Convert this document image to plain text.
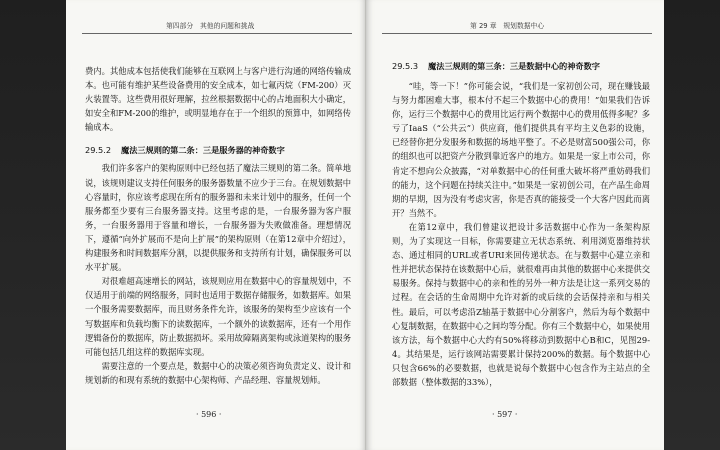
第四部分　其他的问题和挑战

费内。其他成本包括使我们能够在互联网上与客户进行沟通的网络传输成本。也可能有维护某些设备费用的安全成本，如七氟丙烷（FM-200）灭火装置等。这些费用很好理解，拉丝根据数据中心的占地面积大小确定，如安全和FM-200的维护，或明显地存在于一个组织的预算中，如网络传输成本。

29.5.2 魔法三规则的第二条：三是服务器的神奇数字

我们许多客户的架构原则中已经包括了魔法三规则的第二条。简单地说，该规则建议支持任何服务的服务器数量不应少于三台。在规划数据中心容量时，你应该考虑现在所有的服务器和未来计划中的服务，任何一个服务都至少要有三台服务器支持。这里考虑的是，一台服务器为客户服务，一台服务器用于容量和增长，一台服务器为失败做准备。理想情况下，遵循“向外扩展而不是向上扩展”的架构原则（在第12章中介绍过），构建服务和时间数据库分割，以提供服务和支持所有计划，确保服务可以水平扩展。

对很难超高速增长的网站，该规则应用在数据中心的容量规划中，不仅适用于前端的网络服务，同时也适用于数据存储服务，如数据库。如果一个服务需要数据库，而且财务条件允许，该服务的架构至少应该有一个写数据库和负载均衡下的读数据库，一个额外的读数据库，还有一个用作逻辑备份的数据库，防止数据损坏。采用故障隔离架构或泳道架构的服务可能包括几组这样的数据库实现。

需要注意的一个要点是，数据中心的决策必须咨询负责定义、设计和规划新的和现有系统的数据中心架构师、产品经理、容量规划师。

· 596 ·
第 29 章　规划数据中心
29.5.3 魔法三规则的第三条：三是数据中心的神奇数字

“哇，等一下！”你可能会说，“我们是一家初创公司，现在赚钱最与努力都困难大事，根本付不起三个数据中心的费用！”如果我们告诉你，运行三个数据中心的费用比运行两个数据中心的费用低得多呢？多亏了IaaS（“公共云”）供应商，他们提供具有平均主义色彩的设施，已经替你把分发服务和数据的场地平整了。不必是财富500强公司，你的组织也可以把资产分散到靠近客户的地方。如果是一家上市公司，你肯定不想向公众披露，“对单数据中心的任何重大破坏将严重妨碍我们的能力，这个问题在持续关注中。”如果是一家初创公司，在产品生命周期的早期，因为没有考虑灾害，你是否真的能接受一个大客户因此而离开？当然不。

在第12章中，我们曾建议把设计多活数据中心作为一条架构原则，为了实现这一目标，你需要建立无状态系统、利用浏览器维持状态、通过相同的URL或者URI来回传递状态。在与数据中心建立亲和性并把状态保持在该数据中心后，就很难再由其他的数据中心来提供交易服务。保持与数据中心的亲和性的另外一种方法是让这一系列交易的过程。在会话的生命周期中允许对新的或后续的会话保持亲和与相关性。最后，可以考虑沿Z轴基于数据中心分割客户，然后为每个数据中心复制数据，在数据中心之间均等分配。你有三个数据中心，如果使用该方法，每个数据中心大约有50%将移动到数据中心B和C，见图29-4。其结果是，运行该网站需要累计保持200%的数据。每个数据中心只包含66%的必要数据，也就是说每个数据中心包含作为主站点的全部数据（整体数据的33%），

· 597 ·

○ ○ ○ ○

▶ [Short task]: Skip every picture and transcribe the data above exactly.

▶ [Expected answer]:
Convert this document image to plain text.
第四部分　其他的问题和挑战

费内。其他成本包括使我们能够在互联网上与客户进行沟通的网络传输成本。也可能有维护某些设备费用的安全成本，如七氟丙烷（FM-200）灭火装置等。这些费用很好理解，拉丝根据数据中心的占地面积大小确定，如安全和FM-200的维护，或明显地存在于一个组织的预算中，如网络传输成本。

29.5.2 魔法三规则的第二条：三是服务器的神奇数字

我们许多客户的架构原则中已经包括了魔法三规则的第二条。简单地说，该规则建议支持任何服务的服务器数量不应少于三台。在规划数据中心容量时，你应该考虑现在所有的服务器和未来计划中的服务，任何一个服务都至少要有三台服务器支持。这里考虑的是，一台服务器为客户服务，一台服务器用于容量和增长，一台服务器为失败做准备。理想情况下，遵循“向外扩展而不是向上扩展”的架构原则（在第12章中介绍过），构建服务和时间数据库分割，以提供服务和支持所有计划，确保服务可以水平扩展。

对很难超高速增长的网站，该规则应用在数据中心的容量规划中，不仅适用于前端的网络服务，同时也适用于数据存储服务，如数据库。如果一个服务需要数据库，而且财务条件允许，该服务的架构至少应该有一个写数据库和负载均衡下的读数据库，一个额外的读数据库，还有一个用作逻辑备份的数据库，防止数据损坏。采用故障隔离架构或泳道架构的服务可能包括几组这样的数据库实现。

需要注意的一个要点是，数据中心的决策必须咨询负责定义、设计和规划新的和现有系统的数据中心架构师、产品经理、容量规划师。

· 596 ·
第 29 章　规划数据中心
29.5.3 魔法三规则的第三条：三是数据中心的神奇数字

“哇，等一下！”你可能会说，“我们是一家初创公司，现在赚钱最与努力都困难大事，根本付不起三个数据中心的费用！”如果我们告诉你，运行三个数据中心的费用比运行两个数据中心的费用低得多呢？多亏了IaaS（“公共云”）供应商，他们提供具有平均主义色彩的设施，已经替你把分发服务和数据的场地平整了。不必是财富500强公司，你的组织也可以把资产分散到靠近客户的地方。如果是一家上市公司，你肯定不想向公众披露，“对单数据中心的任何重大破坏将严重妨碍我们的能力，这个问题在持续关注中。”如果是一家初创公司，在产品生命周期的早期，因为没有考虑灾害，你是否真的能接受一个大客户因此而离开？当然不。

在第12章中，我们曾建议把设计多活数据中心作为一条架构原则，为了实现这一目标，你需要建立无状态系统、利用浏览器维持状态、通过相同的URL或者URI来回传递状态。在与数据中心建立亲和性并把状态保持在该数据中心后，就很难再由其他的数据中心来提供交易服务。保持与数据中心的亲和性的另外一种方法是让这一系列交易的过程。在会话的生命周期中允许对新的或后续的会话保持亲和与相关性。最后，可以考虑沿Z轴基于数据中心分割客户，然后为每个数据中心复制数据，在数据中心之间均等分配。你有三个数据中心，如果使用该方法，每个数据中心大约有50%将移动到数据中心B和C，见图29-4。其结果是，运行该网站需要累计保持200%的数据。每个数据中心只包含66%的必要数据，也就是说每个数据中心包含作为主站点的全部数据（整体数据的33%），

· 597 ·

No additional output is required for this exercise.